| PROBLEM DESCRIPTION |
Print the full listing exactly.

[Recorded data]
—————
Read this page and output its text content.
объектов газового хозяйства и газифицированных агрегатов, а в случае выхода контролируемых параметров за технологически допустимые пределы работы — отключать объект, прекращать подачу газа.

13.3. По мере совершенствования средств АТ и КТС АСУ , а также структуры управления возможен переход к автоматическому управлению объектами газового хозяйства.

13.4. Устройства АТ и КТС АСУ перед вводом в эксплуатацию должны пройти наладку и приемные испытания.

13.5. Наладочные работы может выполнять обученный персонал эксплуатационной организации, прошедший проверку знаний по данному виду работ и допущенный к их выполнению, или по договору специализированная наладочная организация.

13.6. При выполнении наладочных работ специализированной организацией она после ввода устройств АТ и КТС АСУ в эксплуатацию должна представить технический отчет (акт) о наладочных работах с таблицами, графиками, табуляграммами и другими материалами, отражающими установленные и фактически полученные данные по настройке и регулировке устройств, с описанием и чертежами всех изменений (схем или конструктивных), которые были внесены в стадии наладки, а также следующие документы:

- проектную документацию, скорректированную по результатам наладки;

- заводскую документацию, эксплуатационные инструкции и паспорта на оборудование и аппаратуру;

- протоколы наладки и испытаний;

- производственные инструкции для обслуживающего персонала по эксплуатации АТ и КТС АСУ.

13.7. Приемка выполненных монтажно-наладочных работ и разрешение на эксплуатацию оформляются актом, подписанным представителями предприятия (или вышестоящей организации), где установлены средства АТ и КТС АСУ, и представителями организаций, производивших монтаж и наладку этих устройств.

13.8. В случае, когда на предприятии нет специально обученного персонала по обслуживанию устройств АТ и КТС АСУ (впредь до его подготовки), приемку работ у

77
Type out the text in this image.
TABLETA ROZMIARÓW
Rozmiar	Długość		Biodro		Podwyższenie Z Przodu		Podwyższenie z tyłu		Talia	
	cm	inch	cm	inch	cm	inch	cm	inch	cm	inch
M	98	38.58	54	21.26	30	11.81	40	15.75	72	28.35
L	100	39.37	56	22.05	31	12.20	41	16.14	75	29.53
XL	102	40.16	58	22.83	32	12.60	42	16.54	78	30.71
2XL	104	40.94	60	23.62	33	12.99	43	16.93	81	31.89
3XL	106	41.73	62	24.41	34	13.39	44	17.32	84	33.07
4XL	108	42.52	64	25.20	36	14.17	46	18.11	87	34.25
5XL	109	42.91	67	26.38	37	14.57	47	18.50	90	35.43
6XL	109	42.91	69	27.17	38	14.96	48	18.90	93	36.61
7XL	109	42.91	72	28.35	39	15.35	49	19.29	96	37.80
—————
| WRITTEN REPLY |
Read this page and output its text content.
объектов газового хозяйства и газифицированных агрегатов, а в случае выхода контролируемых параметров за технологически допустимые пределы работы — отключать объект, прекращать подачу газа.

13.3. По мере совершенствования средств АТ и КТС АСУ , а также структуры управления возможен переход к автоматическому управлению объектами газового хозяйства.

13.4. Устройства АТ и КТС АСУ перед вводом в эксплуатацию должны пройти наладку и приемные испытания.

13.5. Наладочные работы может выполнять обученный персонал эксплуатационной организации, прошедший проверку знаний по данному виду работ и допущенный к их выполнению, или по договору специализированная наладочная организация.

13.6. При выполнении наладочных работ специализированной организацией она после ввода устройств АТ и КТС АСУ в эксплуатацию должна представить технический отчет (акт) о наладочных работах с таблицами, графиками, табуляграммами и другими материалами, отражающими установленные и фактически полученные данные по настройке и регулировке устройств, с описанием и чертежами всех изменений (схем или конструктивных), которые были внесены в стадии наладки, а также следующие документы:

- проектную документацию, скорректированную по результатам наладки;

- заводскую документацию, эксплуатационные инструкции и паспорта на оборудование и аппаратуру;

- протоколы наладки и испытаний;

- производственные инструкции для обслуживающего персонала по эксплуатации АТ и КТС АСУ.

13.7. Приемка выполненных монтажно-наладочных работ и разрешение на эксплуатацию оформляются актом, подписанным представителями предприятия (или вышестоящей организации), где установлены средства АТ и КТС АСУ, и представителями организаций, производивших монтаж и наладку этих устройств.

13.8. В случае, когда на предприятии нет специально обученного персонала по обслуживанию устройств АТ и КТС АСУ (впредь до его подготовки), приемку работ у

77
Type out the text in this image.
TABLETA ROZMIARÓW
Rozmiar	Długość		Biodro		Podwyższenie Z Przodu		Podwyższenie z tyłu		Talia	
	cm	inch	cm	inch	cm	inch	cm	inch	cm	inch
M	98	38.58	54	21.26	30	11.81	40	15.75	72	28.35
L	100	39.37	56	22.05	31	12.20	41	16.14	75	29.53
XL	102	40.16	58	22.83	32	12.60	42	16.54	78	30.71
2XL	104	40.94	60	23.62	33	12.99	43	16.93	81	31.89
3XL	106	41.73	62	24.41	34	13.39	44	17.32	84	33.07
4XL	108	42.52	64	25.20	36	14.17	46	18.11	87	34.25
5XL	109	42.91	67	26.38	37	14.57	47	18.50	90	35.43
6XL	109	42.91	69	27.17	38	14.96	48	18.90	93	36.61
7XL	109	42.91	72	28.35	39	15.35	49	19.29	96	37.80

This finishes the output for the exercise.